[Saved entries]
◆ ◆ ◆ ◆

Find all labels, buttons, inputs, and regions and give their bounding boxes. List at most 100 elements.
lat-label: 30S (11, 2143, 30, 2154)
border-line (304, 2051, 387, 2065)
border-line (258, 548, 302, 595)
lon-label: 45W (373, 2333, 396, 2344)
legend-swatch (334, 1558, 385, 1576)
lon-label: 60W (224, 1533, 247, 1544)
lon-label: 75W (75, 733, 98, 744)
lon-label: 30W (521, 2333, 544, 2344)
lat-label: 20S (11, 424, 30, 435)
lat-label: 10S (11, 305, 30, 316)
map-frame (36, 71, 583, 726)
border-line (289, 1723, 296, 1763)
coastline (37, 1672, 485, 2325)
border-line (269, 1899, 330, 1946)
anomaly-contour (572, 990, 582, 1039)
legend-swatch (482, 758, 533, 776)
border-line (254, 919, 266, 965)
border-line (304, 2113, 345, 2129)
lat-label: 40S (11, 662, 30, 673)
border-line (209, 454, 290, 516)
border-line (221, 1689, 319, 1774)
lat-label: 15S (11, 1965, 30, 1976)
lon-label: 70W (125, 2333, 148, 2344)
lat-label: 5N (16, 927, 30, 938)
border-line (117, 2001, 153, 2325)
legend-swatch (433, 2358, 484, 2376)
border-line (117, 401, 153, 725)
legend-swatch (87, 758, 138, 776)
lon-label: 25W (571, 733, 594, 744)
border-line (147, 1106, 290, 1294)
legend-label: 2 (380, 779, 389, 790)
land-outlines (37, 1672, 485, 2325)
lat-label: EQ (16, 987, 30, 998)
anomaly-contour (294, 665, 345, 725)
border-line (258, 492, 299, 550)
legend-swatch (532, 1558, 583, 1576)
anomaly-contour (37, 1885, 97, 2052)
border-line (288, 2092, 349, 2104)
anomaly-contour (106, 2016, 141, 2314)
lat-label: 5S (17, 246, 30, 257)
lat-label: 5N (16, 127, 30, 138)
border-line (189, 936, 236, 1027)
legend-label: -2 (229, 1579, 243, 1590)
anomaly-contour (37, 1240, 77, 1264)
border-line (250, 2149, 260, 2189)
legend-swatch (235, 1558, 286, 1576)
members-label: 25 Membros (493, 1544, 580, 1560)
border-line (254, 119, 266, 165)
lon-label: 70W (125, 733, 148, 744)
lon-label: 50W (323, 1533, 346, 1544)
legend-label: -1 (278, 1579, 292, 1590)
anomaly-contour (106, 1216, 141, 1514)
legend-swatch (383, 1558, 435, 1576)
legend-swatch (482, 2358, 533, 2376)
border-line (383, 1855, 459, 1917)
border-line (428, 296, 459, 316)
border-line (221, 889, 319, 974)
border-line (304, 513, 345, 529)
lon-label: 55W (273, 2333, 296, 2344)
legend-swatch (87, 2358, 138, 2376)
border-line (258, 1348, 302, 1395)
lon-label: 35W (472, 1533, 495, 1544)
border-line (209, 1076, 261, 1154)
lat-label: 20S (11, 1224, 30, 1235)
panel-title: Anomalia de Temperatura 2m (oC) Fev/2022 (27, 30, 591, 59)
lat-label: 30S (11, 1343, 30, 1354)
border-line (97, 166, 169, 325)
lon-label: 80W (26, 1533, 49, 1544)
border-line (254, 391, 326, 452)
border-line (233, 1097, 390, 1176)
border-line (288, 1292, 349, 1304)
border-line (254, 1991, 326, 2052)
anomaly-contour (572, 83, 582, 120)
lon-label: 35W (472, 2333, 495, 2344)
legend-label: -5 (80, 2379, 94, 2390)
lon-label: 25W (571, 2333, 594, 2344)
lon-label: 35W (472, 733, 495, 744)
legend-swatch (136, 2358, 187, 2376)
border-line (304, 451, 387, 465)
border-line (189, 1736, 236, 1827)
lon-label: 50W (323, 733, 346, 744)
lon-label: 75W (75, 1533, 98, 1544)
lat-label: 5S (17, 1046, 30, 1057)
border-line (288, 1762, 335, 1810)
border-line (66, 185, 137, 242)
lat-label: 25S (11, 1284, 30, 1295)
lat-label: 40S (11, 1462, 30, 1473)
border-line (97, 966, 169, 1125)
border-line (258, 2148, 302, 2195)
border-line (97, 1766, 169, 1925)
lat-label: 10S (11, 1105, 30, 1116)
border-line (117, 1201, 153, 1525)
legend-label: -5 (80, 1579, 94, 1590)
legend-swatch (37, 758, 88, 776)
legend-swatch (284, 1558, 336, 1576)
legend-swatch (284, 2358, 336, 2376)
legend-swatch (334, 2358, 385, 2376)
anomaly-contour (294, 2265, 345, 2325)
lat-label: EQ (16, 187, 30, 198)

◆ ◆ ◆ ◆

▶ **Required task**: Render every line from the very first line of the entries down to the line containing "lon-label: 75W (75, 733, 98, 744)", both included, as a JSON list of strings, with one string per line and blank lines omitted.

▶ **Reply to the task**:
[
  "Find all labels, buttons, inputs, and regions and give their bounding boxes. List at most 100 elements.",
  "lat-label: 30S (11, 2143, 30, 2154)",
  "border-line (304, 2051, 387, 2065)",
  "border-line (258, 548, 302, 595)",
  "lon-label: 45W (373, 2333, 396, 2344)",
  "legend-swatch (334, 1558, 385, 1576)",
  "lon-label: 60W (224, 1533, 247, 1544)",
  "lon-label: 75W (75, 733, 98, 744)"
]